◆ Extrait de texte

Habib Essid a reconnu avoir «fait face à de multiples pressions» pour le pousser à démissionner, lors d’une interview diffusée mercredi soir sur la chaîne privée Attassia.
«J’ai accepté la responsabilité (de diriger le gouvernement) avec ses côtés positifs et négatifs et je ne peux démissionner car je ne suis pas un soldat déserteur. Cette position je l’ai réaffirmée au président de la république», a souligné le chef du gouvernement, qui a sollicité, mercredi, un vote de confiance à son gouvernement au parlement, indiquant que «le président de la république ne lui a pas demandé directement de présenter sa démission».
«Toutefois, plusieurs parties, essentiellement des intermédiaires de partis et parlant parfois au nom du président de la république, qui m’ont rendu visite à mon bureau au palais du gouvernement et se sont employés à me persuader de démissionner», a précisé le chef du gouvernement. «La communication au sein des institutions de l’Etat ne se fait pas par des allusions mais par des demandes directes et claires», a-t-il ajouté à ce propos.
Habib Essid a souligné que l’appel à «la formation d’un gouvernement d’union nationale est une initiative purement tunisienne et n’a pas été lancé sous la pression extérieure et imposée au président de la république», affirmant que «la souveraineté tunisienne est sauve».
Au sujet de sa détermination à passer par le parlement pour quitter le gouvernement, il a estimé que «la démission implique une responsabilité personnelle», indiquant qu’il assume la sienne «mais à condition qu’elle soit collective». Traduire : tous les membres du gouvernement, dont la plupart exigent aujourd’hui son départ, assument chacun sa part de sa responsabilité dans ce qu’on considère aujourd’hui comme un échec.
«J’ai opté pour la voie la plus facile car je ne suis pas attaché à mon poste», a ajouté le chef du gouvernement, qui a répété à ce propos qu’il est pour l’accélération du processus de mise en place d’un gouvernement d’union nationale, estimant que «le recours à d’autres voies, comme la motion de censure ou le retrait de confiance exigent un long processus et le retarde ne manquera pas d’influer négativement sur la situation dans le pays».
Sur ses relations avec le président de la république, Habib Essid a souligné qu’elles sont «clairement définies par la constitution et qu’il n’existe pas de conflit concernant les prérogatives de chacun», rappelant qu’il a des rencontres hebdomadaires avec le chef de l’Etat «qui a ses conceptions personnelles et peut selon la constitution proposer des initiatives».
Interrogé sur le véritable détenteur du pouvoir de l’Etat, M. Essid a répondu : «Ce sont le président de la république, le gouvernement et le parlement, selon les dispositions de la constitution qui est respectée par toutes les institutions de l’Etat».

◆ Données affichées
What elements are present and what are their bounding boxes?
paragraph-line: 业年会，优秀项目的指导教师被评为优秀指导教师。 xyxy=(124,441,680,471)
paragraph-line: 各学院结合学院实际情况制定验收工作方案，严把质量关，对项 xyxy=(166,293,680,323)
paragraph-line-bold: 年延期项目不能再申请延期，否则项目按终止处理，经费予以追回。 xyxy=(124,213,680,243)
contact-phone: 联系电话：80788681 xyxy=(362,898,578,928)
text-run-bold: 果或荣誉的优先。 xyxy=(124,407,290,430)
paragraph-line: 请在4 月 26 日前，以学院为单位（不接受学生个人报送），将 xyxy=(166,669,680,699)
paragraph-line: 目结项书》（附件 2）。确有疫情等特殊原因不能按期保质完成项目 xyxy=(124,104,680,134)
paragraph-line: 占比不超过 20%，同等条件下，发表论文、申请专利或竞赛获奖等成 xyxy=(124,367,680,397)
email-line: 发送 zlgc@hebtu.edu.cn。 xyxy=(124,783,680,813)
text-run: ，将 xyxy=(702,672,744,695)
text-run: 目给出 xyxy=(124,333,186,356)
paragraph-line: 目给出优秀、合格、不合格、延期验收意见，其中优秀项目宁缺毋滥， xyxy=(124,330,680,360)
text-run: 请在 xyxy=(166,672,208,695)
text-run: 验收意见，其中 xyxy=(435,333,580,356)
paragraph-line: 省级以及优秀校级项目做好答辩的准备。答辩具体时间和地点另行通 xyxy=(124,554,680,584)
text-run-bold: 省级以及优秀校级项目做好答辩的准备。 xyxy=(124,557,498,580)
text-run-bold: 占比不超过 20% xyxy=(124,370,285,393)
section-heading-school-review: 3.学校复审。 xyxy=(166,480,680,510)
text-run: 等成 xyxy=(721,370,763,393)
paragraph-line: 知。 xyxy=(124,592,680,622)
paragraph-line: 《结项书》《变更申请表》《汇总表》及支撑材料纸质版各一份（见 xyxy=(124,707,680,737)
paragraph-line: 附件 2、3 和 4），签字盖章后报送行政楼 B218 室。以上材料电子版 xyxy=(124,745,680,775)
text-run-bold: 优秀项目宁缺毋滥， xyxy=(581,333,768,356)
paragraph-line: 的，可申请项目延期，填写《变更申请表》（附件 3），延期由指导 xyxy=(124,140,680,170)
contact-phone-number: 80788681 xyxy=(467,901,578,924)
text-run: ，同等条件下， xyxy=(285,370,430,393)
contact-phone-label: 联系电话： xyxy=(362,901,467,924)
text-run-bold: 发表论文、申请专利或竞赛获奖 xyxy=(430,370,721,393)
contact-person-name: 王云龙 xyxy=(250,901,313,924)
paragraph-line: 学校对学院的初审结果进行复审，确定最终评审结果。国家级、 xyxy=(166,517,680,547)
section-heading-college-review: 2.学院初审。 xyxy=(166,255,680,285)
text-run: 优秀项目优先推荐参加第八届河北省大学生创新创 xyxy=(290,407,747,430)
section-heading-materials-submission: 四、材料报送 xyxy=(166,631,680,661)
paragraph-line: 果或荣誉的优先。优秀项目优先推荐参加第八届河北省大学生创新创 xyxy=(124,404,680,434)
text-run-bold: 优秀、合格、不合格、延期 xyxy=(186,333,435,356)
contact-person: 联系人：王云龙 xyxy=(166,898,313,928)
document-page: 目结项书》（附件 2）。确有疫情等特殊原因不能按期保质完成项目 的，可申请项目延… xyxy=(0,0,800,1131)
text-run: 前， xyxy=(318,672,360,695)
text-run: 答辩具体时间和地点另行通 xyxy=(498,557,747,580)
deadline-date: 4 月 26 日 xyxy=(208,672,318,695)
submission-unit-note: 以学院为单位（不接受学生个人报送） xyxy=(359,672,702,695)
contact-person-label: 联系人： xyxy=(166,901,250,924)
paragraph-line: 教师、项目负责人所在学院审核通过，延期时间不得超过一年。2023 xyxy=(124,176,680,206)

◆ Travail demandé
(1) Transcrivez l'article sur l'interview de Habib Essid de « Habib Essid a souligné que » à « comme un échec. ».
(2) Dans l'article sur l'interview de Habib Essid, reformulez sous forme de liste le paragraphe commençant par « J’ai opté pour la voie la plus facile », en conservant ses faits principaux.

◆ Réponses par tâche
(1)
Habib Essid a souligné que l’appel à «la formation d’un gouvernement d’union nationale est une initiative purement tunisienne et n’a pas été lancé sous la pression extérieure et imposée au président de la république», affirmant que «la souveraineté tunisienne est sauve».
Au sujet de sa détermination à passer par le parlement pour quitter le gouvernement, il a estimé que «la démission implique une responsabilité personnelle», indiquant qu’il assume la sienne «mais à condition qu’elle soit collective». Traduire : tous les membres du gouvernement, dont la plupart exigent aujourd’hui son départ, assument chacun sa part de sa responsabilité dans ce qu’on considère aujourd’hui comme un échec.

(2)
- Habib Essid déclare avoir choisi la voie la plus facile, car il n'est pas attaché à son poste.
- Il se dit favorable à l'accélération de la mise en place d'un gouvernement d'union nationale.
- Selon lui, d'autres voies, comme la motion de censure ou le retrait de confiance, exigent un long processus.
- Il estime que le retard qui en découlerait influerait négativement sur la situation dans le pays.